┌─ REGISTROS DE ORIGEN

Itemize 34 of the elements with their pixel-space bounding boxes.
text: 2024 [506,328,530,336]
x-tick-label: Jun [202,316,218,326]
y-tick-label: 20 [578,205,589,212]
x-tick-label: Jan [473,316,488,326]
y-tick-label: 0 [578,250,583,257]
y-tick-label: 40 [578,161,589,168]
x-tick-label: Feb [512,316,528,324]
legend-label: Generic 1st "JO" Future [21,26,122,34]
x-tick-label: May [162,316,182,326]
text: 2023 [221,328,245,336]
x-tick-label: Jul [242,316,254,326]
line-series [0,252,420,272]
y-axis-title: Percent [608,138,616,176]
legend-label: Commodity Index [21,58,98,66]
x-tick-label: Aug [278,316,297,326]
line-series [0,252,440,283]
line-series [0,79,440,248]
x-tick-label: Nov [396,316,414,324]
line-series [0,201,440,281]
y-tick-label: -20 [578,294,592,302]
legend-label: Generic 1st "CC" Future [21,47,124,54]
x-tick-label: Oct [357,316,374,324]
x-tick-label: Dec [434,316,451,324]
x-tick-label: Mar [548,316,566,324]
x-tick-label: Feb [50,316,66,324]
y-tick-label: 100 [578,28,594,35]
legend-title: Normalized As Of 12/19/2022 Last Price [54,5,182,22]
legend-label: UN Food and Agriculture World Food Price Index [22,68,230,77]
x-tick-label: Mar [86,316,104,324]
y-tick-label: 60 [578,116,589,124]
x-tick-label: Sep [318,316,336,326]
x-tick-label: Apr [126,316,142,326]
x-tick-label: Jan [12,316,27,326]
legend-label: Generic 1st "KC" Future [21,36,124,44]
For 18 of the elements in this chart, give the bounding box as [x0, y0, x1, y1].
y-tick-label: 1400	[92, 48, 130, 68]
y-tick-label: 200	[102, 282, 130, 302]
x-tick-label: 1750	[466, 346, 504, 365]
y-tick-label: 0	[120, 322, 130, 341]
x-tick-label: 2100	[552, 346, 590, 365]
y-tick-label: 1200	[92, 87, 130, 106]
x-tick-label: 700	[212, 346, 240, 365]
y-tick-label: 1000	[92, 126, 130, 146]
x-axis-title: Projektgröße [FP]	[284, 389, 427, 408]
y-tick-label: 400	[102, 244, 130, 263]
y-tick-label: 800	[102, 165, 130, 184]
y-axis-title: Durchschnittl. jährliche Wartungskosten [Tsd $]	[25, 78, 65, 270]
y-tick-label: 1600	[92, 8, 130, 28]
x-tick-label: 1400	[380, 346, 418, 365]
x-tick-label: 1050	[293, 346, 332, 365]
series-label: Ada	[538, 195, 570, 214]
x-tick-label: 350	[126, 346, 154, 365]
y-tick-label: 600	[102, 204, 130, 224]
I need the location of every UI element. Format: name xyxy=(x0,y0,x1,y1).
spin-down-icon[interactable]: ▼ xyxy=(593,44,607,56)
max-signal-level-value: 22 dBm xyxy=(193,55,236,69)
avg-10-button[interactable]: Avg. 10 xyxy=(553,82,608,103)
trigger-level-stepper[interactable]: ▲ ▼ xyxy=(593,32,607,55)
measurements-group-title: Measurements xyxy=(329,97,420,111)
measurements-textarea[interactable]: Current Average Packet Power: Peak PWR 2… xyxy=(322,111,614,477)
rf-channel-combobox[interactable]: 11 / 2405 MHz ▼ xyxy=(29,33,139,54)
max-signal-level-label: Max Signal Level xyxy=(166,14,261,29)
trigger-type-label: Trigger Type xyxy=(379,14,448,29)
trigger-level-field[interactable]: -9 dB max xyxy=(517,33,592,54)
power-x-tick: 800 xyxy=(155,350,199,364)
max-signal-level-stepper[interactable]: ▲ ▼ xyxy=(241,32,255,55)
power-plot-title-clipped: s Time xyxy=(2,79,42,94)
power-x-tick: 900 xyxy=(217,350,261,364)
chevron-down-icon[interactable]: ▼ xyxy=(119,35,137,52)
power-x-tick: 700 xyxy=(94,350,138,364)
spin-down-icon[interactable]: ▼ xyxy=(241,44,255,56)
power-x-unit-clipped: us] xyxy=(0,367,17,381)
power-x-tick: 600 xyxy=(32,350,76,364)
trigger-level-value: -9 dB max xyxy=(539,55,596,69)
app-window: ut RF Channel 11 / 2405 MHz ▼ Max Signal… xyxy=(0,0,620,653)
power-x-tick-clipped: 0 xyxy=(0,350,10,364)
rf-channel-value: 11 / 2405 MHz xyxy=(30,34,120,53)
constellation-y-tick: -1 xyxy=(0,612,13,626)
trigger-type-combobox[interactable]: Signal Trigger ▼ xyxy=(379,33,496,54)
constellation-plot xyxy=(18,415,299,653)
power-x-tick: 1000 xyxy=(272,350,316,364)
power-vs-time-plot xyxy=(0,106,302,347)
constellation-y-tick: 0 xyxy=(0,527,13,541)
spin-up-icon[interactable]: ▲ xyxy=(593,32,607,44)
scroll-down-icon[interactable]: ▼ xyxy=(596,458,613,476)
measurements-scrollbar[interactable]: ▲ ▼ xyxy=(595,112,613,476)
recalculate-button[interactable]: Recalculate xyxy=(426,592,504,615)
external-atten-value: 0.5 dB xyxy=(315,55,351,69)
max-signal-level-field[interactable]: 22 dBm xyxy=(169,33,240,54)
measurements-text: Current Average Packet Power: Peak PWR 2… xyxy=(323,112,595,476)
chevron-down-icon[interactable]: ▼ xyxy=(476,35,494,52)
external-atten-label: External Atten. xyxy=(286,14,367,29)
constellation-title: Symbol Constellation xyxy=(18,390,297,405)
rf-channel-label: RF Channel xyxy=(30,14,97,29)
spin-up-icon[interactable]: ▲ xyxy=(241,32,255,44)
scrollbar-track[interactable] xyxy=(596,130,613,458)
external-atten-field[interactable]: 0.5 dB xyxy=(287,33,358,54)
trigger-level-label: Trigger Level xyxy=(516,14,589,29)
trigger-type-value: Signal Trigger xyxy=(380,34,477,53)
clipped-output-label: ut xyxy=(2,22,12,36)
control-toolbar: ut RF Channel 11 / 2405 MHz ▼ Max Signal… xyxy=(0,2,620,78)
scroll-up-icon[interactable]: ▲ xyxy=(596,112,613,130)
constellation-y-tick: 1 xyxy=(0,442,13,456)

└─

TRABAJO POR HACER:
Pasa todas estas líneas a una lista JSON de cadenas, con una cadena por línea y sin las líneas en blanco.

LA SOLUCIÓN:
[
  "Itemize 34 of the elements with their pixel-space bounding boxes.",
  "text: 2024 [506,328,530,336]",
  "x-tick-label: Jun [202,316,218,326]",
  "y-tick-label: 20 [578,205,589,212]",
  "x-tick-label: Jan [473,316,488,326]",
  "y-tick-label: 0 [578,250,583,257]",
  "y-tick-label: 40 [578,161,589,168]",
  "x-tick-label: Feb [512,316,528,324]",
  "legend-label: Generic 1st \"JO\" Future [21,26,122,34]",
  "x-tick-label: May [162,316,182,326]",
  "text: 2023 [221,328,245,336]",
  "x-tick-label: Jul [242,316,254,326]",
  "line-series [0,252,420,272]",
  "y-axis-title: Percent [608,138,616,176]",
  "legend-label: Commodity Index [21,58,98,66]",
  "x-tick-label: Aug [278,316,297,326]",
  "line-series [0,252,440,283]",
  "line-series [0,79,440,248]",
  "x-tick-label: Nov [396,316,414,324]",
  "line-series [0,201,440,281]",
  "y-tick-label: -20 [578,294,592,302]",
  "legend-label: Generic 1st \"CC\" Future [21,47,124,54]",
  "x-tick-label: Oct [357,316,374,324]",
  "x-tick-label: Dec [434,316,451,324]",
  "x-tick-label: Mar [548,316,566,324]",
  "x-tick-label: Feb [50,316,66,324]",
  "y-tick-label: 100 [578,28,594,35]",
  "legend-title: Normalized As Of 12/19/2022 Last Price [54,5,182,22]",
  "legend-label: UN Food and Agriculture World Food Price Index [22,68,230,77]",
  "x-tick-label: Mar [86,316,104,324]",
  "y-tick-label: 60 [578,116,589,124]",
  "x-tick-label: Sep [318,316,336,326]",
  "x-tick-label: Apr [126,316,142,326]",
  "x-tick-label: Jan [12,316,27,326]",
  "legend-label: Generic 1st \"KC\" Future [21,36,124,44]",
  "For 18 of the elements in this chart, give the bounding box as [x0, y0, x1, y1].",
  "y-tick-label: 1400\t[92, 48, 130, 68]",
  "y-tick-label: 200\t[102, 282, 130, 302]",
  "x-tick-label: 1750\t[466, 346, 504, 365]",
  "y-tick-label: 0\t[120, 322, 130, 341]",
  "x-tick-label: 2100\t[552, 346, 590, 365]",
  "y-tick-label: 1200\t[92, 87, 130, 106]",
  "x-tick-label: 700\t[212, 346, 240, 365]",
  "y-tick-label: 1000\t[92, 126, 130, 146]",
  "x-axis-title: Projektgröße [FP]\t[284, 389, 427, 408]",
  "y-tick-label: 400\t[102, 244, 130, 263]",
  "y-tick-label: 800\t[102, 165, 130, 184]",
  "y-axis-title: Durchschnittl. jährliche Wartungskosten [Tsd $]\t[25, 78, 65, 270]",
  "y-tick-label: 1600\t[92, 8, 130, 28]",
  "x-tick-label: 1400\t[380, 346, 418, 365]",
  "x-tick-label: 1050\t[293, 346, 332, 365]",
  "series-label: Ada\t[538, 195, 570, 214]",
  "x-tick-label: 350\t[126, 346, 154, 365]",
  "y-tick-label: 600\t[102, 204, 130, 224]",
  "I need the location of every UI element. Format: name xyxy=(x0,y0,x1,y1).",
  "spin-down-icon[interactable]: ▼ xyxy=(593,44,607,56)",
  "max-signal-level-value: 22 dBm xyxy=(193,55,236,69)",
  "avg-10-button[interactable]: Avg. 10 xyxy=(553,82,608,103)",
  "trigger-level-stepper[interactable]: ▲ ▼ xyxy=(593,32,607,55)",
  "measurements-group-title: Measurements xyxy=(329,97,420,111)",
  "measurements-textarea[interactable]: Current Average Packet Power: Peak PWR 2… xyxy=(322,111,614,477)",
  "rf-channel-combobox[interactable]: 11 / 2405 MHz ▼ xyxy=(29,33,139,54)",
  "max-signal-level-label: Max Signal Level xyxy=(166,14,261,29)",
  "trigger-type-label: Trigger Type xyxy=(379,14,448,29)",
  "trigger-level-field[interactable]: -9 dB max xyxy=(517,33,592,54)",
  "power-x-tick: 800 xyxy=(155,350,199,364)",
  "max-signal-level-stepper[interactable]: ▲ ▼ xyxy=(241,32,255,55)",
  "power-plot-title-clipped: s Time xyxy=(2,79,42,94)",
  "power-x-tick: 900 xyxy=(217,350,261,364)",
  "chevron-down-icon[interactable]: ▼ xyxy=(119,35,137,52)",
  "power-x-tick: 700 xyxy=(94,350,138,364)",
  "spin-down-icon[interactable]: ▼ xyxy=(241,44,255,56)",
  "power-x-unit-clipped: us] xyxy=(0,367,17,381)",
  "power-x-tick: 600 xyxy=(32,350,76,364)",
  "trigger-level-value: -9 dB max xyxy=(539,55,596,69)",
  "app-window: ut RF Channel 11 / 2405 MHz ▼ Max Signal… xyxy=(0,0,620,653)",
  "power-x-tick-clipped: 0 xyxy=(0,350,10,364)",
  "rf-channel-value: 11 / 2405 MHz xyxy=(30,34,120,53)",
  "constellation-y-tick: -1 xyxy=(0,612,13,626)",
  "trigger-type-combobox[interactable]: Signal Trigger ▼ xyxy=(379,33,496,54)",
  "constellation-plot xyxy=(18,415,299,653)",
  "power-x-tick: 1000 xyxy=(272,350,316,364)",
  "power-vs-time-plot xyxy=(0,106,302,347)",
  "constellation-y-tick: 0 xyxy=(0,527,13,541)",
  "spin-up-icon[interactable]: ▲ xyxy=(593,32,607,44)",
  "scroll-down-icon[interactable]: ▼ xyxy=(596,458,613,476)",
  "measurements-scrollbar[interactable]: ▲ ▼ xyxy=(595,112,613,476)",
  "recalculate-button[interactable]: Recalculate xyxy=(426,592,504,615)",
  "external-atten-value: 0.5 dB xyxy=(315,55,351,69)",
  "max-signal-level-field[interactable]: 22 dBm xyxy=(169,33,240,54)",
  "measurements-text: Current Average Packet Power: Peak PWR 2… xyxy=(323,112,595,476)",
  "chevron-down-icon[interactable]: ▼ xyxy=(476,35,494,52)",
  "external-atten-label: External Atten. xyxy=(286,14,367,29)",
  "constellation-title: Symbol Constellation xyxy=(18,390,297,405)",
  "rf-channel-label: RF Channel xyxy=(30,14,97,29)",
  "spin-up-icon[interactable]: ▲ xyxy=(241,32,255,44)",
  "scrollbar-track[interactable] xyxy=(596,130,613,458)",
  "external-atten-field[interactable]: 0.5 dB xyxy=(287,33,358,54)",
  "trigger-level-label: Trigger Level xyxy=(516,14,589,29)",
  "trigger-type-value: Signal Trigger xyxy=(380,34,477,53)",
  "clipped-output-label: ut xyxy=(2,22,12,36)",
  "control-toolbar: ut RF Channel 11 / 2405 MHz ▼ Max Signal… xyxy=(0,2,620,78)",
  "scroll-up-icon[interactable]: ▲ xyxy=(596,112,613,130)",
  "constellation-y-tick: 1 xyxy=(0,442,13,456)"
]